[BEGIN DATA SUPPLIED]

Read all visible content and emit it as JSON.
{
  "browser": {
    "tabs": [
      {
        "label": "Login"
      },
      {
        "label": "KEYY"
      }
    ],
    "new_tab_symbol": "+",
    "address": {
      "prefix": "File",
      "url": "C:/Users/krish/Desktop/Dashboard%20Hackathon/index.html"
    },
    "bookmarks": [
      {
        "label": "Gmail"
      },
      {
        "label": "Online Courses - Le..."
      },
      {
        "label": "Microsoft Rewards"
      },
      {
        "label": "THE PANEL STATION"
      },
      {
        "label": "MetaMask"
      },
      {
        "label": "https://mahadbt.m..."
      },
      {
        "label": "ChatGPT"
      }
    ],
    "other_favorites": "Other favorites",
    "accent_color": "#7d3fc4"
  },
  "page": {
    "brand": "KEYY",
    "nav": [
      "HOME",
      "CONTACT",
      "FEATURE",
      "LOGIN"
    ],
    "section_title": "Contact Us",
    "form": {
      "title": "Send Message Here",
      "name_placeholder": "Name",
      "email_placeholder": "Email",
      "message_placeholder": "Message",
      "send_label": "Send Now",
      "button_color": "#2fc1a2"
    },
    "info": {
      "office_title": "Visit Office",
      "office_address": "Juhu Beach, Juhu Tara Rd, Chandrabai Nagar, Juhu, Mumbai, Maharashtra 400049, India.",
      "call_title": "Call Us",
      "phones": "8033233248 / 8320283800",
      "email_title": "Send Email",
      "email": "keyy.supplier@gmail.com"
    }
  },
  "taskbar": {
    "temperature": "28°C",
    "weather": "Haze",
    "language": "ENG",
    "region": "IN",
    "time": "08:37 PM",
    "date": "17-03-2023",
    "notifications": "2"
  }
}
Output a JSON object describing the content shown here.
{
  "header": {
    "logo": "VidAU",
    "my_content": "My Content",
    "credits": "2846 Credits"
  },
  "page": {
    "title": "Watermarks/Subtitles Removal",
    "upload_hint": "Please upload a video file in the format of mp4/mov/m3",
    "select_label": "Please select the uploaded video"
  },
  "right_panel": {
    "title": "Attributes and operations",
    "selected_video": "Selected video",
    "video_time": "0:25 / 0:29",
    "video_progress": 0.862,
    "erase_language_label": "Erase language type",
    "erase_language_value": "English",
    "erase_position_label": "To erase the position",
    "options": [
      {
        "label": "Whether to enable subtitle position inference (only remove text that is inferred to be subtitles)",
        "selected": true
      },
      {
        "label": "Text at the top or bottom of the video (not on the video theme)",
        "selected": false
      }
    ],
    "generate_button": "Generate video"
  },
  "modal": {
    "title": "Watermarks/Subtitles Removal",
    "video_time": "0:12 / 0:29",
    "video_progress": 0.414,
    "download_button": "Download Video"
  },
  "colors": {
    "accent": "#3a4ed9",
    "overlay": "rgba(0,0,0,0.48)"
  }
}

[END DATA SUPPLIED]

» INSTRUCTIONS TO FOLLOW:
Retype the whole listing above exactly.

» RESULT:
Read all visible content and emit it as JSON.
{
  "browser": {
    "tabs": [
      {
        "label": "Login"
      },
      {
        "label": "KEYY"
      }
    ],
    "new_tab_symbol": "+",
    "address": {
      "prefix": "File",
      "url": "C:/Users/krish/Desktop/Dashboard%20Hackathon/index.html"
    },
    "bookmarks": [
      {
        "label": "Gmail"
      },
      {
        "label": "Online Courses - Le..."
      },
      {
        "label": "Microsoft Rewards"
      },
      {
        "label": "THE PANEL STATION"
      },
      {
        "label": "MetaMask"
      },
      {
        "label": "https://mahadbt.m..."
      },
      {
        "label": "ChatGPT"
      }
    ],
    "other_favorites": "Other favorites",
    "accent_color": "#7d3fc4"
  },
  "page": {
    "brand": "KEYY",
    "nav": [
      "HOME",
      "CONTACT",
      "FEATURE",
      "LOGIN"
    ],
    "section_title": "Contact Us",
    "form": {
      "title": "Send Message Here",
      "name_placeholder": "Name",
      "email_placeholder": "Email",
      "message_placeholder": "Message",
      "send_label": "Send Now",
      "button_color": "#2fc1a2"
    },
    "info": {
      "office_title": "Visit Office",
      "office_address": "Juhu Beach, Juhu Tara Rd, Chandrabai Nagar, Juhu, Mumbai, Maharashtra 400049, India.",
      "call_title": "Call Us",
      "phones": "8033233248 / 8320283800",
      "email_title": "Send Email",
      "email": "keyy.supplier@gmail.com"
    }
  },
  "taskbar": {
    "temperature": "28°C",
    "weather": "Haze",
    "language": "ENG",
    "region": "IN",
    "time": "08:37 PM",
    "date": "17-03-2023",
    "notifications": "2"
  }
}
Output a JSON object describing the content shown here.
{
  "header": {
    "logo": "VidAU",
    "my_content": "My Content",
    "credits": "2846 Credits"
  },
  "page": {
    "title": "Watermarks/Subtitles Removal",
    "upload_hint": "Please upload a video file in the format of mp4/mov/m3",
    "select_label": "Please select the uploaded video"
  },
  "right_panel": {
    "title": "Attributes and operations",
    "selected_video": "Selected video",
    "video_time": "0:25 / 0:29",
    "video_progress": 0.862,
    "erase_language_label": "Erase language type",
    "erase_language_value": "English",
    "erase_position_label": "To erase the position",
    "options": [
      {
        "label": "Whether to enable subtitle position inference (only remove text that is inferred to be subtitles)",
        "selected": true
      },
      {
        "label": "Text at the top or bottom of the video (not on the video theme)",
        "selected": false
      }
    ],
    "generate_button": "Generate video"
  },
  "modal": {
    "title": "Watermarks/Subtitles Removal",
    "video_time": "0:12 / 0:29",
    "video_progress": 0.414,
    "download_button": "Download Video"
  },
  "colors": {
    "accent": "#3a4ed9",
    "overlay": "rgba(0,0,0,0.48)"
  }
}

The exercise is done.